Task directions
In the listing that follows, count every line with the word "refrigerant" in it and write only the total.

The input

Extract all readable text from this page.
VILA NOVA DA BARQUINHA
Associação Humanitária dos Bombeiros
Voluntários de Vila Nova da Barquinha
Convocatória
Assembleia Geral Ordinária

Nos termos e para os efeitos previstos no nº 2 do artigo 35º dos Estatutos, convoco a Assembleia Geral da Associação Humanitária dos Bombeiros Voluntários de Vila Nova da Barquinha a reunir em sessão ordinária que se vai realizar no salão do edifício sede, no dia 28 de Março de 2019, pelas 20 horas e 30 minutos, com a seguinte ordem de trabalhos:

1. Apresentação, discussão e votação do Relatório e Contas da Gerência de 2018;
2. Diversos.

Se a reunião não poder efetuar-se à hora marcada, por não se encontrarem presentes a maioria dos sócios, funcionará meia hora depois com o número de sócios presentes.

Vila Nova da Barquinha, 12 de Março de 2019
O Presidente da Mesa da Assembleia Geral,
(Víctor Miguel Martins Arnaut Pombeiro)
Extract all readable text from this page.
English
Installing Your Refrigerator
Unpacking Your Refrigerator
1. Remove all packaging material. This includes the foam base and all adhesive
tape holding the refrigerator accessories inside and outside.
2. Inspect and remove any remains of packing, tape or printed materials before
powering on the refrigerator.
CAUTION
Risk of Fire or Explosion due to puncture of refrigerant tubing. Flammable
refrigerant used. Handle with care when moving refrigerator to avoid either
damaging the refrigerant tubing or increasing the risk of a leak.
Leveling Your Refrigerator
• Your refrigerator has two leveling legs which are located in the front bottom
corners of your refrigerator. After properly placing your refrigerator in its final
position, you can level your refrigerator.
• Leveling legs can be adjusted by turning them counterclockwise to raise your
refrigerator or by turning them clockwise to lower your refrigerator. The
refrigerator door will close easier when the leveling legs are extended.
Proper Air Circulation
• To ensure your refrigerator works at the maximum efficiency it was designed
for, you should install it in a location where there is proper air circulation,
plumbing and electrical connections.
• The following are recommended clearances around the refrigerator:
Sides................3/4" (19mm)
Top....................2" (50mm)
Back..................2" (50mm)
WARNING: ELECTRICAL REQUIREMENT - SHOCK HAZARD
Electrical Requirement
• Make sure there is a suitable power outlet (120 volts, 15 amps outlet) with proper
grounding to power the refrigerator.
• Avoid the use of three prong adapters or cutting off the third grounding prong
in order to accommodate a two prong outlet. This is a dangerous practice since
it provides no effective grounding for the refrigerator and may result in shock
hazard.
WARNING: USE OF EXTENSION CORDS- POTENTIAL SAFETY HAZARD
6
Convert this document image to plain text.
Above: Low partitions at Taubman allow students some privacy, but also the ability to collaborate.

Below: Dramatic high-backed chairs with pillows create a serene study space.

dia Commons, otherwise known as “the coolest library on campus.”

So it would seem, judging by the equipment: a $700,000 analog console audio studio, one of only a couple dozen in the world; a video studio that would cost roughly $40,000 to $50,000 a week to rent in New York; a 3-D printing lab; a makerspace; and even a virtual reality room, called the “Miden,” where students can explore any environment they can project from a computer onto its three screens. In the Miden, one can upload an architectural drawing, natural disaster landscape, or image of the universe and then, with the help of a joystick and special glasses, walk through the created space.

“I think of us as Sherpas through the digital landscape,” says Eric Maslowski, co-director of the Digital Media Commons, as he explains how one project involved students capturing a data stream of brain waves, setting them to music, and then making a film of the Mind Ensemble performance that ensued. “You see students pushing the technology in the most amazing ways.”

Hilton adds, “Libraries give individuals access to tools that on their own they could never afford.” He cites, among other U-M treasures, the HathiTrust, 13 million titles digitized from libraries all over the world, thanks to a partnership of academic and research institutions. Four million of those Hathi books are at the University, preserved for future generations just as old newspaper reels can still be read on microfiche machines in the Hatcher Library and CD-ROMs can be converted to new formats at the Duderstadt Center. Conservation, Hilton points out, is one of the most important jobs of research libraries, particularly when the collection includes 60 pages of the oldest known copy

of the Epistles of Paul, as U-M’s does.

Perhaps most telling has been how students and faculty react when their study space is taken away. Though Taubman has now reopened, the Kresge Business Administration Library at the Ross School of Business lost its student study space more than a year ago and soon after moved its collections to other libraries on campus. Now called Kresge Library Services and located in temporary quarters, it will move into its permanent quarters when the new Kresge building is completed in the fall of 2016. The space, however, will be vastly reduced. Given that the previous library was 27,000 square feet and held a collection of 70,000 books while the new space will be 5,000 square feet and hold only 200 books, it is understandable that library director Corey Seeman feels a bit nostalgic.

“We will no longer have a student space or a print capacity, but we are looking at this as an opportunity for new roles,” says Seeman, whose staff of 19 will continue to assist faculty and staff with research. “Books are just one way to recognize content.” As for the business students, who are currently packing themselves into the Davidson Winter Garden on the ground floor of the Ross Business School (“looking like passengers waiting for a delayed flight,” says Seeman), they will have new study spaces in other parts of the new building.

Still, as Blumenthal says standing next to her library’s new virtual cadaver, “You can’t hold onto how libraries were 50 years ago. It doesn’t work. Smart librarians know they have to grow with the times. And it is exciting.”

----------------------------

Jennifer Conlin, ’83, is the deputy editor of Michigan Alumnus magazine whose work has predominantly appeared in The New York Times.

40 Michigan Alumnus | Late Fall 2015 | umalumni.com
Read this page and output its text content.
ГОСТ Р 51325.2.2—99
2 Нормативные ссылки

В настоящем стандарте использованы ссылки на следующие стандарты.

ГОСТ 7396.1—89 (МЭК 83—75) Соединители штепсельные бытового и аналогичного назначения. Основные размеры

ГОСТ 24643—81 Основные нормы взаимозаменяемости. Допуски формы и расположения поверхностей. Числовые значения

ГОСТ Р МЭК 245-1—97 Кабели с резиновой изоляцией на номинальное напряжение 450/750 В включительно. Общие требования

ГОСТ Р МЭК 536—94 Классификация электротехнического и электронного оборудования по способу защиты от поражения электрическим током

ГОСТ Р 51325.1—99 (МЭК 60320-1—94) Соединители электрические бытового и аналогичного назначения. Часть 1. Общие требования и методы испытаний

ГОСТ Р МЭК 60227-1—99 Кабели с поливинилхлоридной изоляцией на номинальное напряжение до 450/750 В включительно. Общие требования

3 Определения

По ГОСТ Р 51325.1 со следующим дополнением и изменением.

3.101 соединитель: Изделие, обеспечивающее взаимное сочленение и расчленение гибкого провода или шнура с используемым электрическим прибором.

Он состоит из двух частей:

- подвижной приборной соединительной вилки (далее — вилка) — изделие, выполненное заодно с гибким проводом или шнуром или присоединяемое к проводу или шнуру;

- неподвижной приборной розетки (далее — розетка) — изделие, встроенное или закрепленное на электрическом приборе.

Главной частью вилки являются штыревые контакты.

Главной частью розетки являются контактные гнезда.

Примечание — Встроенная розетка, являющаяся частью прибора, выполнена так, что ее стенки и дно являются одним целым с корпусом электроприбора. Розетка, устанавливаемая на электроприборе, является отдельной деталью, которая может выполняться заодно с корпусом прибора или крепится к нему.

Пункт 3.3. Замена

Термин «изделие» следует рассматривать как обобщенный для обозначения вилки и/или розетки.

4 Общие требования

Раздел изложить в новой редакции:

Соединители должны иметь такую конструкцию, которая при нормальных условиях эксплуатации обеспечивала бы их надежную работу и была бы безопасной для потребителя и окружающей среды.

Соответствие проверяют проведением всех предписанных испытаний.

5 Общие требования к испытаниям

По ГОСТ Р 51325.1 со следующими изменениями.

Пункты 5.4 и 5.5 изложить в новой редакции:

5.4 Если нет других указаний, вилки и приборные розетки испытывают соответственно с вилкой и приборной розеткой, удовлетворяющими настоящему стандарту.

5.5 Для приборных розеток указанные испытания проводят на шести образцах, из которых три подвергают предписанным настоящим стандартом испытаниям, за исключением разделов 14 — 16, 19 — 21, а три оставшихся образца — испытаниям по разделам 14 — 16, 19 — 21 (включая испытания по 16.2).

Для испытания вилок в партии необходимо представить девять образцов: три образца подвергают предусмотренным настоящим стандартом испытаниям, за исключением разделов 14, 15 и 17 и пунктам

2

Final answer
3